▶ _Exercise description_: Hunt for the word "signal" across the entries below, copying each line that holds it.

▶ _Entries shown_:
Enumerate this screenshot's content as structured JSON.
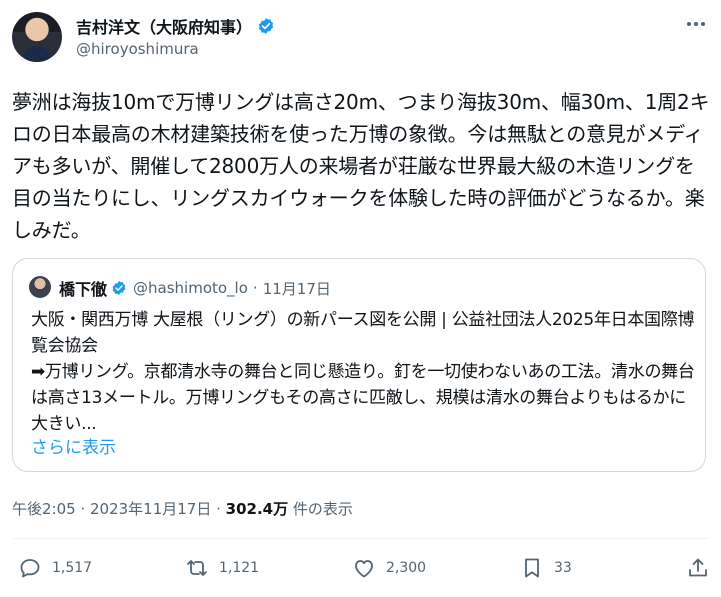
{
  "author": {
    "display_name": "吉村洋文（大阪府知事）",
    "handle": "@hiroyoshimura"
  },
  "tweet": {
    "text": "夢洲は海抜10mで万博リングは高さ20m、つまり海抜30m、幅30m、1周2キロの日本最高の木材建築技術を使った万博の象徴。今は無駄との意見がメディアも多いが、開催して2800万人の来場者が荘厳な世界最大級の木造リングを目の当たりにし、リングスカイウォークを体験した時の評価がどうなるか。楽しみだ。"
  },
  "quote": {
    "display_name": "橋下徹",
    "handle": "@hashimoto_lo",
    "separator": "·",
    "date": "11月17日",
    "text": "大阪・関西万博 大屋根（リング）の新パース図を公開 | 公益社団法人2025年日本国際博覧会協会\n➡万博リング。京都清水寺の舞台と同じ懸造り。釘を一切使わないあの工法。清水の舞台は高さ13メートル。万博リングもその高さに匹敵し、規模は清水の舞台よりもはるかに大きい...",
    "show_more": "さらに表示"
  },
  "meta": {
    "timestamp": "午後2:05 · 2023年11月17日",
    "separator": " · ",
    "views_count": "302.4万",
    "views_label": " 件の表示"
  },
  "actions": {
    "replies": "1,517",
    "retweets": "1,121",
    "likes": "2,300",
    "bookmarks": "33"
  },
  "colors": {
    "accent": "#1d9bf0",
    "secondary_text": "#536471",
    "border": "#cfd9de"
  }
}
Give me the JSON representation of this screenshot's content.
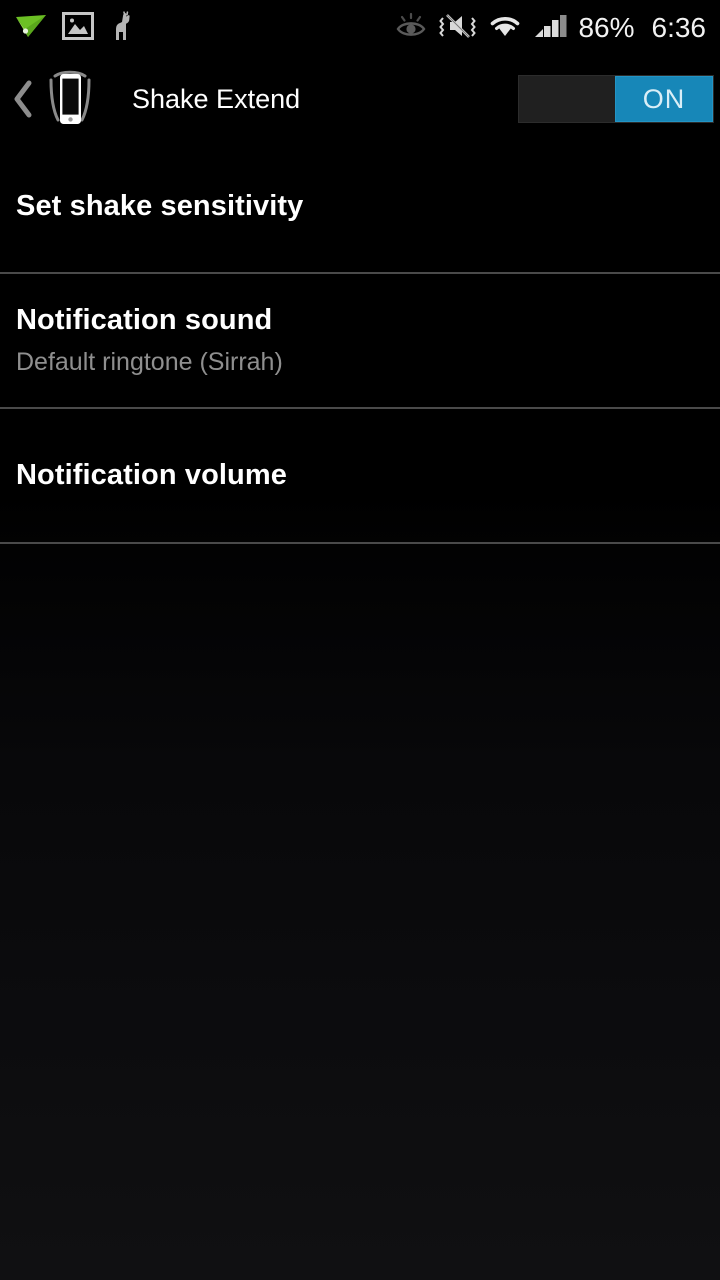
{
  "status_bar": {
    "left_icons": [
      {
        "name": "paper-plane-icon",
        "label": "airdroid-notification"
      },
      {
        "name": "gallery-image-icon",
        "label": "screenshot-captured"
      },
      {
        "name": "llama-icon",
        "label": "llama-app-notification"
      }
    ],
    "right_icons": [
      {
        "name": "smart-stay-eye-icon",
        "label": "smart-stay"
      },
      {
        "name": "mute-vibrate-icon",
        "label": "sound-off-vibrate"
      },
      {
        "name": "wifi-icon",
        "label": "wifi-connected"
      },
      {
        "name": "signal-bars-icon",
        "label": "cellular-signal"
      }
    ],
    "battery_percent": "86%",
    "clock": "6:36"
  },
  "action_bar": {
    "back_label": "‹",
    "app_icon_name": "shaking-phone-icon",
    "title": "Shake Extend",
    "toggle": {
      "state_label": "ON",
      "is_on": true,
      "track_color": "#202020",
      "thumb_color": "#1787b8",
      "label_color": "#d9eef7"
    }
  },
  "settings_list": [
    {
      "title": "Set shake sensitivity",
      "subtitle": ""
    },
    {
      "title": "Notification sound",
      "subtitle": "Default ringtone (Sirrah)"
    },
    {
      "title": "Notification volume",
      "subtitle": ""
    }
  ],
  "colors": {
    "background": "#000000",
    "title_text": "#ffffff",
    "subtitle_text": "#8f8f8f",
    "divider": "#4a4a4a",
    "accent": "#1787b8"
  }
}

▶ _Exercise response_:
        "name": "signal-bars-icon",
        "label": "cellular-signal"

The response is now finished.